TASK DIRECTIONS: Show every line that has the string "this" in it.

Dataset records
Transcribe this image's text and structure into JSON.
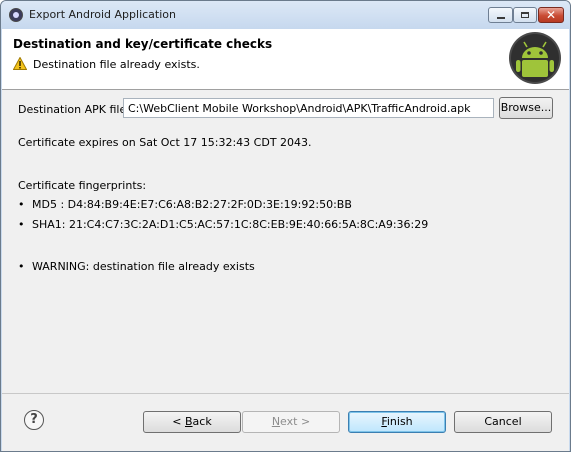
{
  "window": {
    "title": "Export Android Application"
  },
  "banner": {
    "title": "Destination and key/certificate checks",
    "message": "Destination file already exists."
  },
  "form": {
    "destination_label": "Destination APK file:",
    "destination_value": "C:\\WebClient Mobile Workshop\\Android\\APK\\TrafficAndroid.apk",
    "browse_label": "Browse..."
  },
  "certificate": {
    "expires": "Certificate expires on Sat Oct 17 15:32:43 CDT 2043.",
    "fingerprints_heading": "Certificate fingerprints:",
    "md5": "MD5 : D4:84:B9:4E:E7:C6:A8:B2:27:2F:0D:3E:19:92:50:BB",
    "sha1": "SHA1: 21:C4:C7:3C:2A:D1:C5:AC:57:1C:8C:EB:9E:40:66:5A:8C:A9:36:29",
    "warning": "WARNING: destination file already exists"
  },
  "buttons": {
    "back_mnemonic": "B",
    "back_rest": "ack",
    "back_prefix": "< ",
    "next_mnemonic": "N",
    "next_rest": "ext >",
    "finish_mnemonic": "F",
    "finish_rest": "inish",
    "cancel": "Cancel",
    "help": "?"
  },
  "icons": {
    "app": "eclipse-icon",
    "warning": "warning-icon",
    "banner_logo": "android-logo",
    "help": "help-icon"
  },
  "colors": {
    "android_green": "#9fc43a",
    "warning_yellow": "#f2c21b",
    "finish_border": "#3c7fb1"
  }
}
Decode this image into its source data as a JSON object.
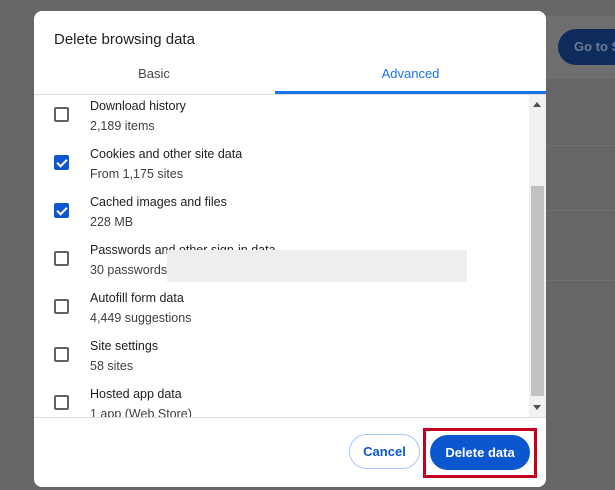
{
  "background": {
    "button_label": "Go to S"
  },
  "dialog": {
    "title": "Delete browsing data",
    "tabs": [
      {
        "label": "Basic",
        "selected": false
      },
      {
        "label": "Advanced",
        "selected": true
      }
    ],
    "items": [
      {
        "title": "Download history",
        "subtitle": "2,189 items",
        "checked": false
      },
      {
        "title": "Cookies and other site data",
        "subtitle": "From 1,175 sites",
        "checked": true
      },
      {
        "title": "Cached images and files",
        "subtitle": "228 MB",
        "checked": true
      },
      {
        "title": "Passwords and other sign-in data",
        "subtitle": "30 passwords",
        "checked": false
      },
      {
        "title": "Autofill form data",
        "subtitle": "4,449 suggestions",
        "checked": false
      },
      {
        "title": "Site settings",
        "subtitle": "58 sites",
        "checked": false
      },
      {
        "title": "Hosted app data",
        "subtitle": "1 app (Web Store)",
        "checked": false
      }
    ],
    "cancel_label": "Cancel",
    "delete_label": "Delete data",
    "accent": "#0b57d0",
    "highlight_color": "#c8001e"
  }
}
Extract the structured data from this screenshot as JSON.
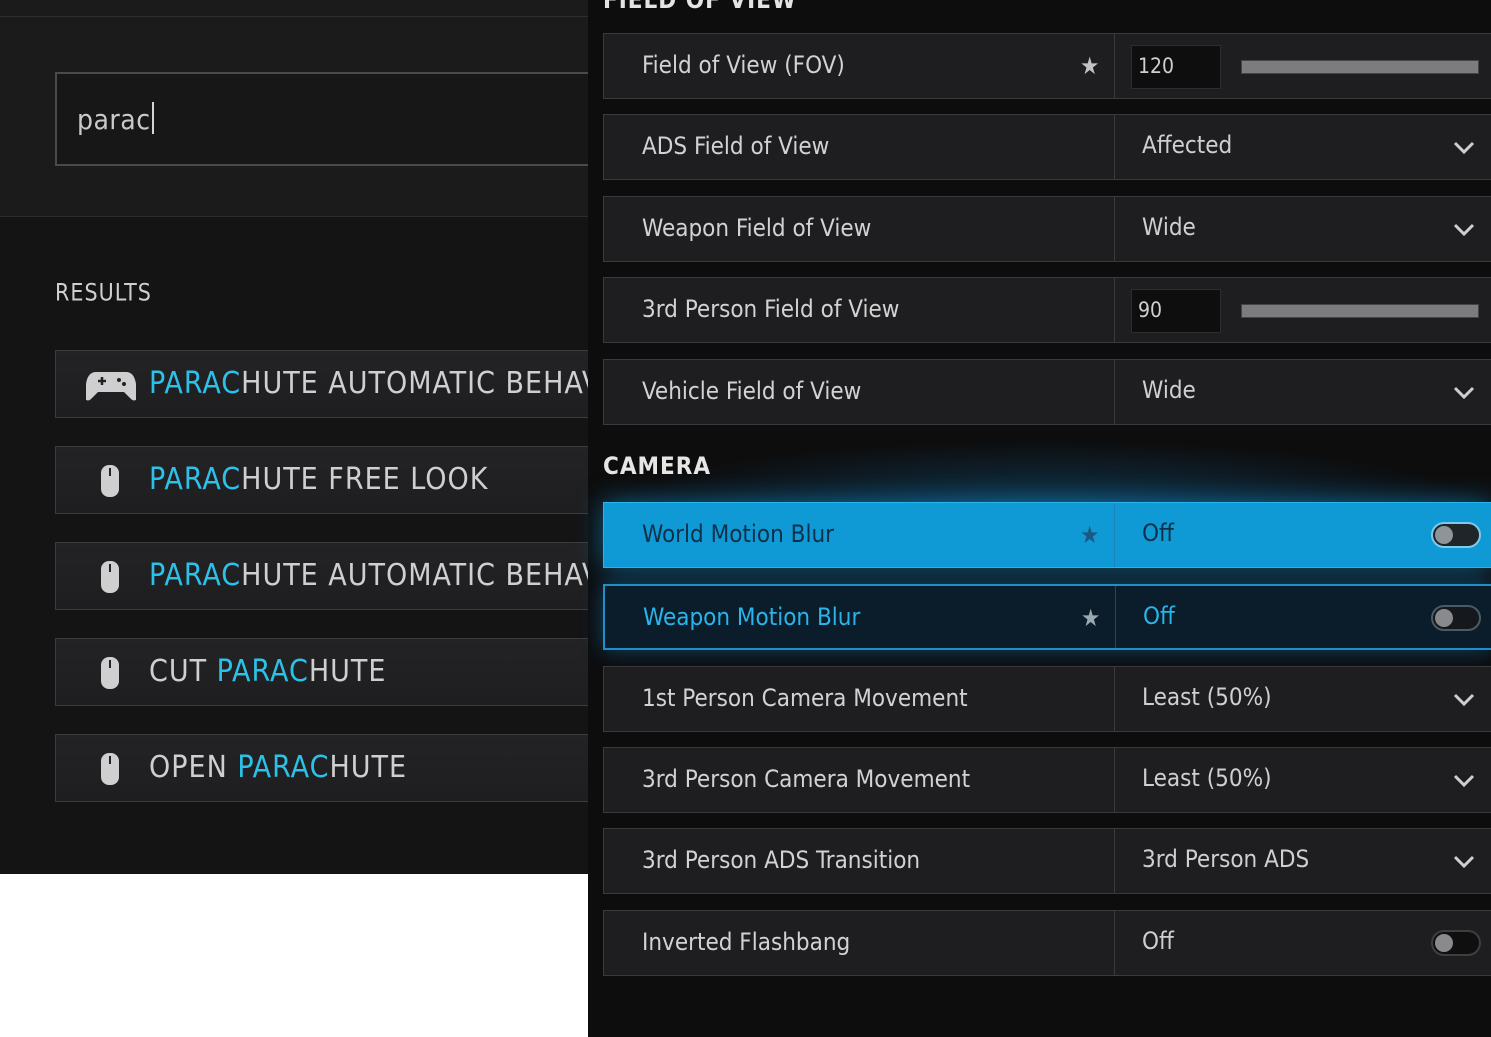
{
  "search": {
    "value": "parac"
  },
  "results": {
    "label": "RESULTS",
    "items": [
      {
        "icon": "gamepad-icon",
        "pre": "",
        "highlight": "PARAC",
        "post": "HUTE AUTOMATIC BEHAVIOR"
      },
      {
        "icon": "mouse-icon",
        "pre": "",
        "highlight": "PARAC",
        "post": "HUTE FREE LOOK"
      },
      {
        "icon": "mouse-icon",
        "pre": "",
        "highlight": "PARAC",
        "post": "HUTE AUTOMATIC BEHAVIOR"
      },
      {
        "icon": "mouse-icon",
        "pre": "CUT ",
        "highlight": "PARAC",
        "post": "HUTE"
      },
      {
        "icon": "mouse-icon",
        "pre": "OPEN ",
        "highlight": "PARAC",
        "post": "HUTE"
      }
    ]
  },
  "sections": {
    "fov_heading": "FIELD OF VIEW",
    "camera_heading": "CAMERA"
  },
  "settings": {
    "fov": {
      "label": "Field of View (FOV)",
      "value": "120",
      "slider_fraction": 1.0,
      "favorite": true
    },
    "ads_fov": {
      "label": "ADS Field of View",
      "value": "Affected"
    },
    "weapon_fov": {
      "label": "Weapon Field of View",
      "value": "Wide"
    },
    "third_fov": {
      "label": "3rd Person Field of View",
      "value": "90",
      "slider_fraction": 1.0
    },
    "vehicle_fov": {
      "label": "Vehicle Field of View",
      "value": "Wide"
    },
    "world_motion_blur": {
      "label": "World Motion Blur",
      "value": "Off",
      "favorite": true,
      "state": "selected"
    },
    "weapon_motion_blur": {
      "label": "Weapon Motion Blur",
      "value": "Off",
      "favorite": true,
      "state": "focused"
    },
    "first_camera_movement": {
      "label": "1st Person Camera Movement",
      "value": "Least (50%)"
    },
    "third_camera_movement": {
      "label": "3rd Person Camera Movement",
      "value": "Least (50%)"
    },
    "third_ads_transition": {
      "label": "3rd Person ADS Transition",
      "value": "3rd Person ADS"
    },
    "inverted_flashbang": {
      "label": "Inverted Flashbang",
      "value": "Off"
    }
  },
  "colors": {
    "accent": "#2cc1e8",
    "selected_row": "#0f9ad6"
  }
}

FINISHED TASK:
Transcribe this image's text and structure into JSON.
Decode this image into its source data as a JSON object.
Extract the structured data from this screenshot as JSON.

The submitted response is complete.